>> START
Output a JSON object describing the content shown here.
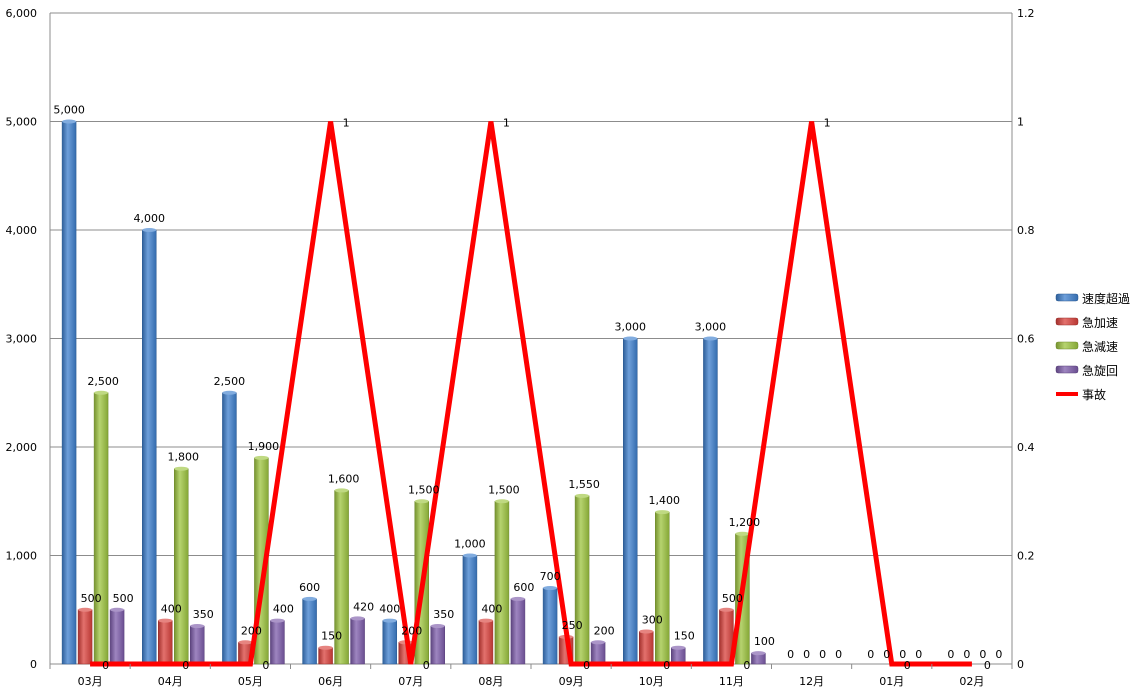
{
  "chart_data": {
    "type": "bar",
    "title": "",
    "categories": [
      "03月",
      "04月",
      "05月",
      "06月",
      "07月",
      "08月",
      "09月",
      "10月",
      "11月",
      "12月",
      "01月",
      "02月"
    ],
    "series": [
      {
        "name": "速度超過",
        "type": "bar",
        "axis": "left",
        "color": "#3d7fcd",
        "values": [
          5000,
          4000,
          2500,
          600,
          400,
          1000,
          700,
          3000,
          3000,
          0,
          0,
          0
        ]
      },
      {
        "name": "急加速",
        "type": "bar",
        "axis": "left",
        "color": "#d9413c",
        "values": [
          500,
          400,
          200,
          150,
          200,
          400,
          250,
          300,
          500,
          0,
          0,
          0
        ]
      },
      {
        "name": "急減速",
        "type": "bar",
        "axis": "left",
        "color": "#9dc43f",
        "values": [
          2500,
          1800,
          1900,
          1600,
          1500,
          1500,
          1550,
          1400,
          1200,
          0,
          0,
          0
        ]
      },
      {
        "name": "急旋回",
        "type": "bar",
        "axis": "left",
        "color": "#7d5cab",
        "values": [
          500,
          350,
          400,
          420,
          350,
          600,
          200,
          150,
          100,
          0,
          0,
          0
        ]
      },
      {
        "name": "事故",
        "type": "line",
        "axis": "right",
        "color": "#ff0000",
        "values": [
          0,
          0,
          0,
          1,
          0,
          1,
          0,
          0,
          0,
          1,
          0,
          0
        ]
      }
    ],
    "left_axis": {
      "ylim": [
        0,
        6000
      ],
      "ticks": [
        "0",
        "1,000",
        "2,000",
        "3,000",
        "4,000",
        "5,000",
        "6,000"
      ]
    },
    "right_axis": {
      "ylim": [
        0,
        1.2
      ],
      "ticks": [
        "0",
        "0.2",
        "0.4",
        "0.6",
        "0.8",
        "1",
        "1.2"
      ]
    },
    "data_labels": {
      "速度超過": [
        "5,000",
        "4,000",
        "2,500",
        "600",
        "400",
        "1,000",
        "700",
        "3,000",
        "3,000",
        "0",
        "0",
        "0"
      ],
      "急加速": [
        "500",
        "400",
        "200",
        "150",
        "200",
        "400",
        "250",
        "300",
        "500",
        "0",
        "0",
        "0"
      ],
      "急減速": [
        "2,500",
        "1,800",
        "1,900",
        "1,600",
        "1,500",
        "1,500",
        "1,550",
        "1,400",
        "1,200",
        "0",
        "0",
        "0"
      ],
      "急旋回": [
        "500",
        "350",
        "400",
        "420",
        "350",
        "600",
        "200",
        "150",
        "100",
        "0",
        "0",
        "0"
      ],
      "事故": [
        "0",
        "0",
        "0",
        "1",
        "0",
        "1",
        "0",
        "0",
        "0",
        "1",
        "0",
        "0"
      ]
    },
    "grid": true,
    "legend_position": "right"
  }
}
>> END
Without the pictures, write out the whole listing above exactly as it appears.

Solution for this exercise:
Output a JSON object describing the content shown here.
{
  "chart_data": {
    "type": "bar",
    "title": "",
    "categories": [
      "03月",
      "04月",
      "05月",
      "06月",
      "07月",
      "08月",
      "09月",
      "10月",
      "11月",
      "12月",
      "01月",
      "02月"
    ],
    "series": [
      {
        "name": "速度超過",
        "type": "bar",
        "axis": "left",
        "color": "#3d7fcd",
        "values": [
          5000,
          4000,
          2500,
          600,
          400,
          1000,
          700,
          3000,
          3000,
          0,
          0,
          0
        ]
      },
      {
        "name": "急加速",
        "type": "bar",
        "axis": "left",
        "color": "#d9413c",
        "values": [
          500,
          400,
          200,
          150,
          200,
          400,
          250,
          300,
          500,
          0,
          0,
          0
        ]
      },
      {
        "name": "急減速",
        "type": "bar",
        "axis": "left",
        "color": "#9dc43f",
        "values": [
          2500,
          1800,
          1900,
          1600,
          1500,
          1500,
          1550,
          1400,
          1200,
          0,
          0,
          0
        ]
      },
      {
        "name": "急旋回",
        "type": "bar",
        "axis": "left",
        "color": "#7d5cab",
        "values": [
          500,
          350,
          400,
          420,
          350,
          600,
          200,
          150,
          100,
          0,
          0,
          0
        ]
      },
      {
        "name": "事故",
        "type": "line",
        "axis": "right",
        "color": "#ff0000",
        "values": [
          0,
          0,
          0,
          1,
          0,
          1,
          0,
          0,
          0,
          1,
          0,
          0
        ]
      }
    ],
    "left_axis": {
      "ylim": [
        0,
        6000
      ],
      "ticks": [
        "0",
        "1,000",
        "2,000",
        "3,000",
        "4,000",
        "5,000",
        "6,000"
      ]
    },
    "right_axis": {
      "ylim": [
        0,
        1.2
      ],
      "ticks": [
        "0",
        "0.2",
        "0.4",
        "0.6",
        "0.8",
        "1",
        "1.2"
      ]
    },
    "data_labels": {
      "速度超過": [
        "5,000",
        "4,000",
        "2,500",
        "600",
        "400",
        "1,000",
        "700",
        "3,000",
        "3,000",
        "0",
        "0",
        "0"
      ],
      "急加速": [
        "500",
        "400",
        "200",
        "150",
        "200",
        "400",
        "250",
        "300",
        "500",
        "0",
        "0",
        "0"
      ],
      "急減速": [
        "2,500",
        "1,800",
        "1,900",
        "1,600",
        "1,500",
        "1,500",
        "1,550",
        "1,400",
        "1,200",
        "0",
        "0",
        "0"
      ],
      "急旋回": [
        "500",
        "350",
        "400",
        "420",
        "350",
        "600",
        "200",
        "150",
        "100",
        "0",
        "0",
        "0"
      ],
      "事故": [
        "0",
        "0",
        "0",
        "1",
        "0",
        "1",
        "0",
        "0",
        "0",
        "1",
        "0",
        "0"
      ]
    },
    "grid": true,
    "legend_position": "right"
  }
}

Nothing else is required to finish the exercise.